■ TASK DETAILS: Pull each line containing "Probability" out of the data and copy it.

--- Start of DATA SHOWN ---

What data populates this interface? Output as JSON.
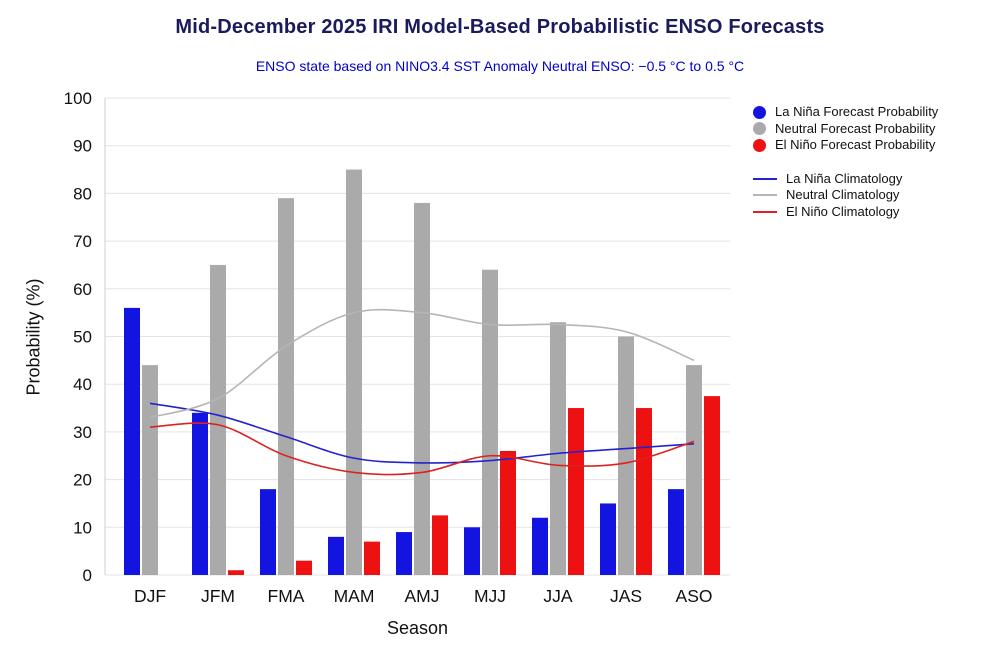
{
  "chart_data": {
    "type": "bar",
    "title": "Mid-December 2025 IRI Model-Based Probabilistic ENSO Forecasts",
    "subtitle": "ENSO state based on NINO3.4 SST Anomaly Neutral ENSO: −0.5 °C to 0.5 °C",
    "xlabel": "Season",
    "ylabel": "Probability (%)",
    "ylim": [
      0,
      100
    ],
    "ytick_step": 10,
    "grid": true,
    "legend_position": "right",
    "categories": [
      "DJF",
      "JFM",
      "FMA",
      "MAM",
      "AMJ",
      "MJJ",
      "JJA",
      "JAS",
      "ASO"
    ],
    "bar_series": [
      {
        "name": "La Niña Forecast Probability",
        "color": "#1414e0",
        "values": [
          56,
          34,
          18,
          8,
          9,
          10,
          12,
          15,
          18
        ]
      },
      {
        "name": "Neutral Forecast Probability",
        "color": "#aaaaaa",
        "values": [
          44,
          65,
          79,
          85,
          78,
          64,
          53,
          50,
          44
        ]
      },
      {
        "name": "El Niño Forecast Probability",
        "color": "#ee1111",
        "values": [
          0,
          1,
          3,
          7,
          12.5,
          26,
          35,
          35,
          37.5
        ]
      }
    ],
    "line_series": [
      {
        "name": "La Niña Climatology",
        "color": "#2323cc",
        "values": [
          36,
          33.5,
          29,
          24.5,
          23.5,
          24,
          25.5,
          26.5,
          27.5
        ]
      },
      {
        "name": "Neutral Climatology",
        "color": "#b5b5b5",
        "values": [
          33,
          37,
          48,
          55,
          55,
          52.5,
          52.5,
          51,
          45
        ]
      },
      {
        "name": "El Niño Climatology",
        "color": "#dd2222",
        "values": [
          31,
          31.5,
          25,
          21.5,
          21.5,
          25,
          23,
          23.5,
          28
        ]
      }
    ]
  }
}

--- End of DATA SHOWN ---

■ THE RESULT:
    "ylabel": "Probability (%)",
        "name": "La Niña Forecast Probability",
        "name": "Neutral Forecast Probability",
        "name": "El Niño Forecast Probability",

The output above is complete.